:: STATED PROBLEM ::
Return all of the data exactly as written, without the pictures.

━━ DATA IN THIS EXERCISE ━━

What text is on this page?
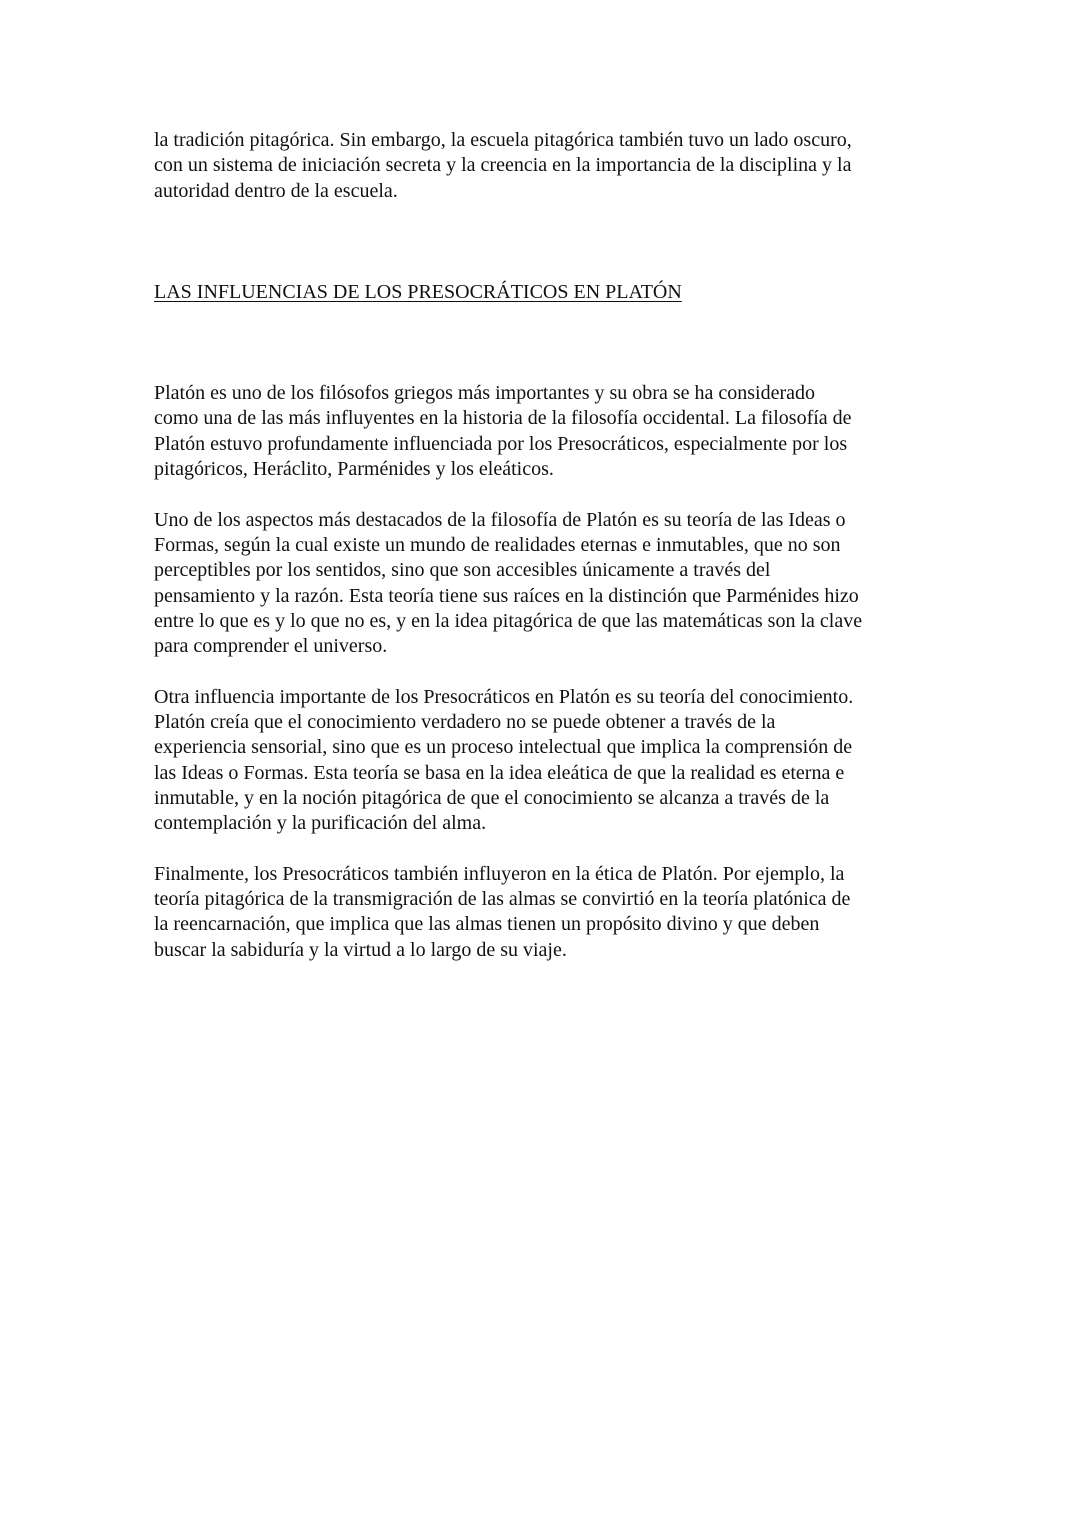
la tradición pitagórica. Sin embargo, la escuela pitagórica también tuvo un lado oscuro,
con un sistema de iniciación secreta y la creencia en la importancia de la disciplina y la
autoridad dentro de la escuela.
LAS INFLUENCIAS DE LOS PRESOCRÁTICOS EN PLATÓN

Platón es uno de los filósofos griegos más importantes y su obra se ha considerado
como una de las más influyentes en la historia de la filosofía occidental. La filosofía de
Platón estuvo profundamente influenciada por los Presocráticos, especialmente por los
pitagóricos, Heráclito, Parménides y los eleáticos.

Uno de los aspectos más destacados de la filosofía de Platón es su teoría de las Ideas o
Formas, según la cual existe un mundo de realidades eternas e inmutables, que no son
perceptibles por los sentidos, sino que son accesibles únicamente a través del
pensamiento y la razón. Esta teoría tiene sus raíces en la distinción que Parménides hizo
entre lo que es y lo que no es, y en la idea pitagórica de que las matemáticas son la clave
para comprender el universo.

Otra influencia importante de los Presocráticos en Platón es su teoría del conocimiento.
Platón creía que el conocimiento verdadero no se puede obtener a través de la
experiencia sensorial, sino que es un proceso intelectual que implica la comprensión de
las Ideas o Formas. Esta teoría se basa en la idea eleática de que la realidad es eterna e
inmutable, y en la noción pitagórica de que el conocimiento se alcanza a través de la
contemplación y la purificación del alma.

Finalmente, los Presocráticos también influyeron en la ética de Platón. Por ejemplo, la
teoría pitagórica de la transmigración de las almas se convirtió en la teoría platónica de
la reencarnación, que implica que las almas tienen un propósito divino y que deben
buscar la sabiduría y la virtud a lo largo de su viaje.
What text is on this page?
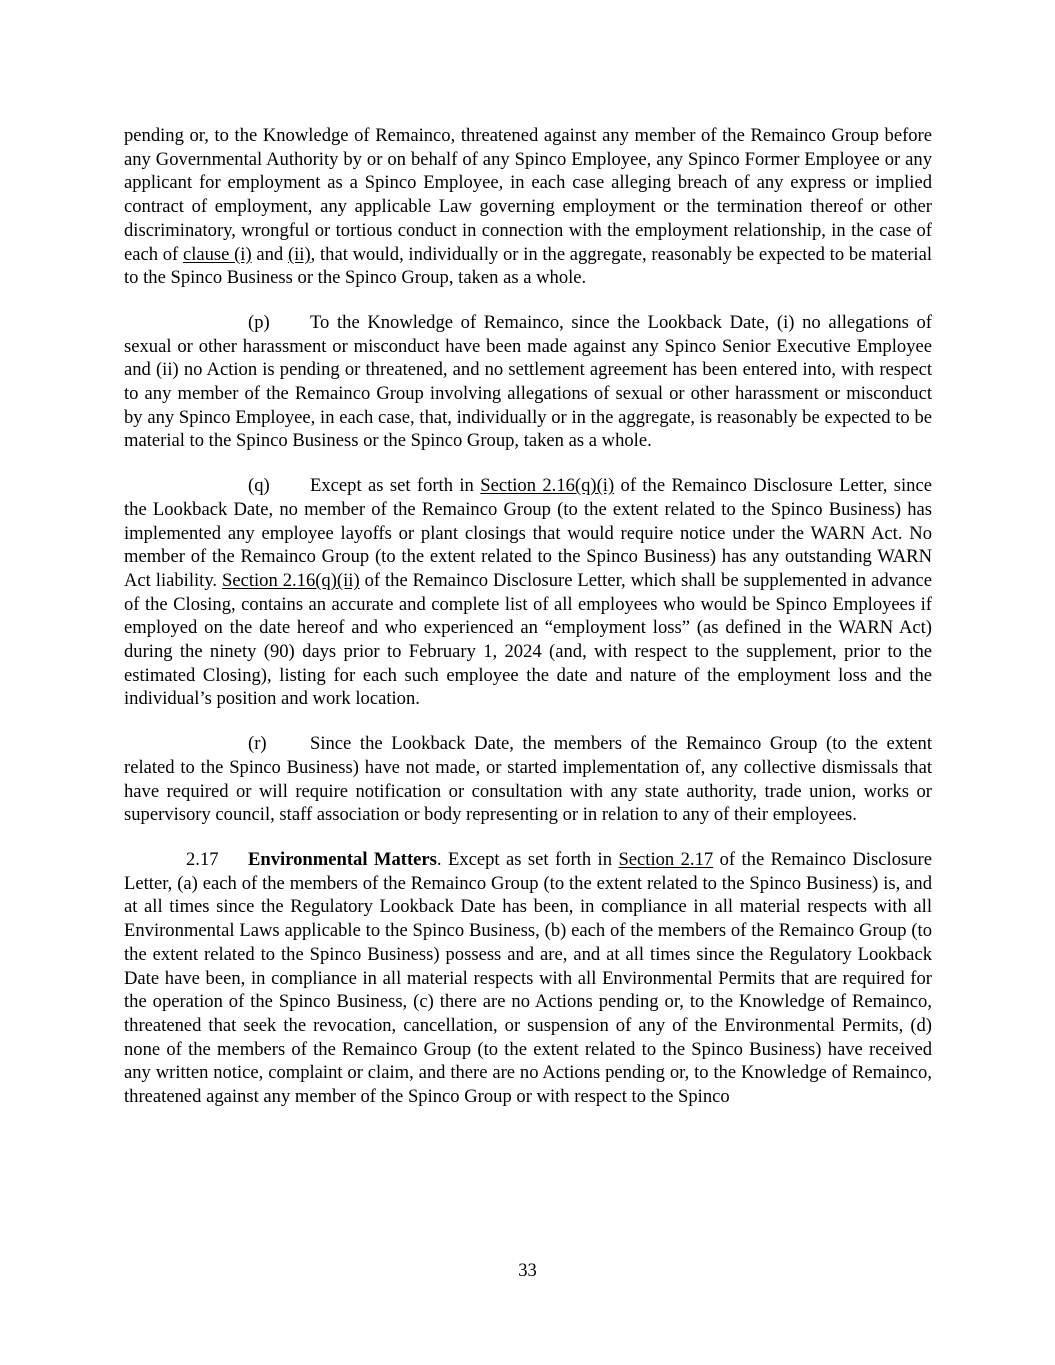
pending or, to the Knowledge of Remainco, threatened against any member of the Remainco Group before any Governmental Authority by or on behalf of any Spinco Employee, any Spinco Former Employee or any applicant for employment as a Spinco Employee, in each case alleging breach of any express or implied contract of employment, any applicable Law governing employment or the termination thereof or other discriminatory, wrongful or tortious conduct in connection with the employment relationship, in the case of each of clause (i) and (ii), that would, individually or in the aggregate, reasonably be expected to be material to the Spinco Business or the Spinco Group, taken as a whole.

(p) To the Knowledge of Remainco, since the Lookback Date, (i) no allegations of sexual or other harassment or misconduct have been made against any Spinco Senior Executive Employee and (ii) no Action is pending or threatened, and no settlement agreement has been entered into, with respect to any member of the Remainco Group involving allegations of sexual or other harassment or misconduct by any Spinco Employee, in each case, that, individually or in the aggregate, is reasonably be expected to be material to the Spinco Business or the Spinco Group, taken as a whole.

(q) Except as set forth in Section 2.16(q)(i) of the Remainco Disclosure Letter, since the Lookback Date, no member of the Remainco Group (to the extent related to the Spinco Business) has implemented any employee layoffs or plant closings that would require notice under the WARN Act. No member of the Remainco Group (to the extent related to the Spinco Business) has any outstanding WARN Act liability. Section 2.16(q)(ii) of the Remainco Disclosure Letter, which shall be supplemented in advance of the Closing, contains an accurate and complete list of all employees who would be Spinco Employees if employed on the date hereof and who experienced an “employment loss” (as defined in the WARN Act) during the ninety (90) days prior to February 1, 2024 (and, with respect to the supplement, prior to the estimated Closing), listing for each such employee the date and nature of the employment loss and the individual’s position and work location.

(r) Since the Lookback Date, the members of the Remainco Group (to the extent related to the Spinco Business) have not made, or started implementation of, any collective dismissals that have required or will require notification or consultation with any state authority, trade union, works or supervisory council, staff association or body representing or in relation to any of their employees.

2.17 Environmental Matters. Except as set forth in Section 2.17 of the Remainco Disclosure Letter, (a) each of the members of the Remainco Group (to the extent related to the Spinco Business) is, and at all times since the Regulatory Lookback Date has been, in compliance in all material respects with all Environmental Laws applicable to the Spinco Business, (b) each of the members of the Remainco Group (to the extent related to the Spinco Business) possess and are, and at all times since the Regulatory Lookback Date have been, in compliance in all material respects with all Environmental Permits that are required for the operation of the Spinco Business, (c) there are no Actions pending or, to the Knowledge of Remainco, threatened that seek the revocation, cancellation, or suspension of any of the Environmental Permits, (d) none of the members of the Remainco Group (to the extent related to the Spinco Business) have received any written notice, complaint or claim, and there are no Actions pending or, to the Knowledge of Remainco, threatened against any member of the Spinco Group or with respect to the Spinco

33
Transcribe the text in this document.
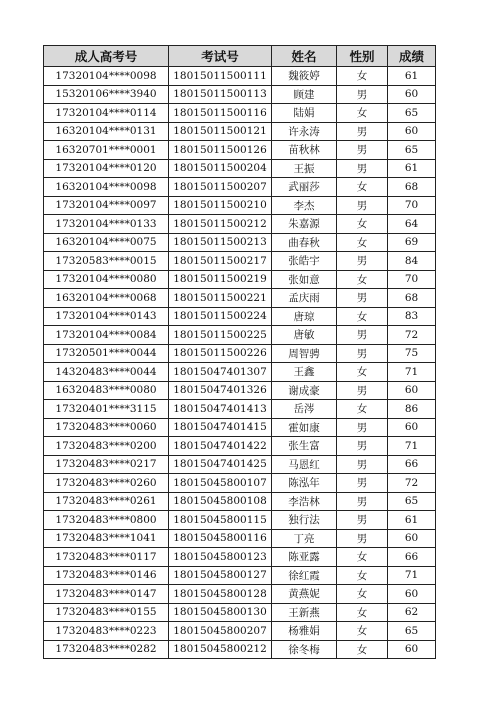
成人高考号	考试号	姓名	性别	成绩
17320104****0098	18015011500111	魏筱婷	女	61
15320106****3940	18015011500113	顾建	男	60
17320104****0114	18015011500116	陆娟	女	65
16320104****0131	18015011500121	许永涛	男	60
16320701****0001	18015011500126	苗秋林	男	65
17320104****0120	18015011500204	王振	男	61
16320104****0098	18015011500207	武丽莎	女	68
17320104****0097	18015011500210	李杰	男	70
17320104****0133	18015011500212	朱嘉源	女	64
16320104****0075	18015011500213	曲春秋	女	69
17320583****0015	18015011500217	张皓宇	男	84
17320104****0080	18015011500219	张如意	女	70
16320104****0068	18015011500221	孟庆雨	男	68
17320104****0143	18015011500224	唐琼	女	83
17320104****0084	18015011500225	唐敏	男	72
17320501****0044	18015011500226	周智骋	男	75
14320483****0044	18015047401307	王鑫	女	71
16320483****0080	18015047401326	谢成豪	男	60
17320401****3115	18015047401413	岳涔	女	86
17320483****0060	18015047401415	霍如康	男	60
17320483****0200	18015047401422	张生富	男	71
17320483****0217	18015047401425	马恩红	男	66
17320483****0260	18015045800107	陈泓年	男	72
17320483****0261	18015045800108	李浩林	男	65
17320483****0800	18015045800115	独行法	男	61
17320483****1041	18015045800116	丁亮	男	60
17320483****0117	18015045800123	陈亚露	女	66
17320483****0146	18015045800127	徐红霞	女	71
17320483****0147	18015045800128	黄燕妮	女	60
17320483****0155	18015045800130	王新燕	女	62
17320483****0223	18015045800207	杨雅娟	女	65
17320483****0282	18015045800212	徐冬梅	女	60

━━━

:: FULL OUTPUT ::
What text is on this page?
la tradición pitagórica. Sin embargo, la escuela pitagórica también tuvo un lado oscuro,
con un sistema de iniciación secreta y la creencia en la importancia de la disciplina y la
autoridad dentro de la escuela.
LAS INFLUENCIAS DE LOS PRESOCRÁTICOS EN PLATÓN

Platón es uno de los filósofos griegos más importantes y su obra se ha considerado
como una de las más influyentes en la historia de la filosofía occidental. La filosofía de
Platón estuvo profundamente influenciada por los Presocráticos, especialmente por los
pitagóricos, Heráclito, Parménides y los eleáticos.

Uno de los aspectos más destacados de la filosofía de Platón es su teoría de las Ideas o
Formas, según la cual existe un mundo de realidades eternas e inmutables, que no son
perceptibles por los sentidos, sino que son accesibles únicamente a través del
pensamiento y la razón. Esta teoría tiene sus raíces en la distinción que Parménides hizo
entre lo que es y lo que no es, y en la idea pitagórica de que las matemáticas son la clave
para comprender el universo.

Otra influencia importante de los Presocráticos en Platón es su teoría del conocimiento.
Platón creía que el conocimiento verdadero no se puede obtener a través de la
experiencia sensorial, sino que es un proceso intelectual que implica la comprensión de
las Ideas o Formas. Esta teoría se basa en la idea eleática de que la realidad es eterna e
inmutable, y en la noción pitagórica de que el conocimiento se alcanza a través de la
contemplación y la purificación del alma.

Finalmente, los Presocráticos también influyeron en la ética de Platón. Por ejemplo, la
teoría pitagórica de la transmigración de las almas se convirtió en la teoría platónica de
la reencarnación, que implica que las almas tienen un propósito divino y que deben
buscar la sabiduría y la virtud a lo largo de su viaje.
What text is on this page?
pending or, to the Knowledge of Remainco, threatened against any member of the Remainco Group before any Governmental Authority by or on behalf of any Spinco Employee, any Spinco Former Employee or any applicant for employment as a Spinco Employee, in each case alleging breach of any express or implied contract of employment, any applicable Law governing employment or the termination thereof or other discriminatory, wrongful or tortious conduct in connection with the employment relationship, in the case of each of clause (i) and (ii), that would, individually or in the aggregate, reasonably be expected to be material to the Spinco Business or the Spinco Group, taken as a whole.

(p) To the Knowledge of Remainco, since the Lookback Date, (i) no allegations of sexual or other harassment or misconduct have been made against any Spinco Senior Executive Employee and (ii) no Action is pending or threatened, and no settlement agreement has been entered into, with respect to any member of the Remainco Group involving allegations of sexual or other harassment or misconduct by any Spinco Employee, in each case, that, individually or in the aggregate, is reasonably be expected to be material to the Spinco Business or the Spinco Group, taken as a whole.

(q) Except as set forth in Section 2.16(q)(i) of the Remainco Disclosure Letter, since the Lookback Date, no member of the Remainco Group (to the extent related to the Spinco Business) has implemented any employee layoffs or plant closings that would require notice under the WARN Act. No member of the Remainco Group (to the extent related to the Spinco Business) has any outstanding WARN Act liability. Section 2.16(q)(ii) of the Remainco Disclosure Letter, which shall be supplemented in advance of the Closing, contains an accurate and complete list of all employees who would be Spinco Employees if employed on the date hereof and who experienced an “employment loss” (as defined in the WARN Act) during the ninety (90) days prior to February 1, 2024 (and, with respect to the supplement, prior to the estimated Closing), listing for each such employee the date and nature of the employment loss and the individual’s position and work location.

(r) Since the Lookback Date, the members of the Remainco Group (to the extent related to the Spinco Business) have not made, or started implementation of, any collective dismissals that have required or will require notification or consultation with any state authority, trade union, works or supervisory council, staff association or body representing or in relation to any of their employees.

2.17 Environmental Matters. Except as set forth in Section 2.17 of the Remainco Disclosure Letter, (a) each of the members of the Remainco Group (to the extent related to the Spinco Business) is, and at all times since the Regulatory Lookback Date has been, in compliance in all material respects with all Environmental Laws applicable to the Spinco Business, (b) each of the members of the Remainco Group (to the extent related to the Spinco Business) possess and are, and at all times since the Regulatory Lookback Date have been, in compliance in all material respects with all Environmental Permits that are required for the operation of the Spinco Business, (c) there are no Actions pending or, to the Knowledge of Remainco, threatened that seek the revocation, cancellation, or suspension of any of the Environmental Permits, (d) none of the members of the Remainco Group (to the extent related to the Spinco Business) have received any written notice, complaint or claim, and there are no Actions pending or, to the Knowledge of Remainco, threatened against any member of the Spinco Group or with respect to the Spinco

33
Transcribe the text in this document.
成人高考号	考试号	姓名	性别	成绩
17320104****0098	18015011500111	魏筱婷	女	61
15320106****3940	18015011500113	顾建	男	60
17320104****0114	18015011500116	陆娟	女	65
16320104****0131	18015011500121	许永涛	男	60
16320701****0001	18015011500126	苗秋林	男	65
17320104****0120	18015011500204	王振	男	61
16320104****0098	18015011500207	武丽莎	女	68
17320104****0097	18015011500210	李杰	男	70
17320104****0133	18015011500212	朱嘉源	女	64
16320104****0075	18015011500213	曲春秋	女	69
17320583****0015	18015011500217	张皓宇	男	84
17320104****0080	18015011500219	张如意	女	70
16320104****0068	18015011500221	孟庆雨	男	68
17320104****0143	18015011500224	唐琼	女	83
17320104****0084	18015011500225	唐敏	男	72
17320501****0044	18015011500226	周智骋	男	75
14320483****0044	18015047401307	王鑫	女	71
16320483****0080	18015047401326	谢成豪	男	60
17320401****3115	18015047401413	岳涔	女	86
17320483****0060	18015047401415	霍如康	男	60
17320483****0200	18015047401422	张生富	男	71
17320483****0217	18015047401425	马恩红	男	66
17320483****0260	18015045800107	陈泓年	男	72
17320483****0261	18015045800108	李浩林	男	65
17320483****0800	18015045800115	独行法	男	61
17320483****1041	18015045800116	丁亮	男	60
17320483****0117	18015045800123	陈亚露	女	66
17320483****0146	18015045800127	徐红霞	女	71
17320483****0147	18015045800128	黄燕妮	女	60
17320483****0155	18015045800130	王新燕	女	62
17320483****0223	18015045800207	杨雅娟	女	65
17320483****0282	18015045800212	徐冬梅	女	60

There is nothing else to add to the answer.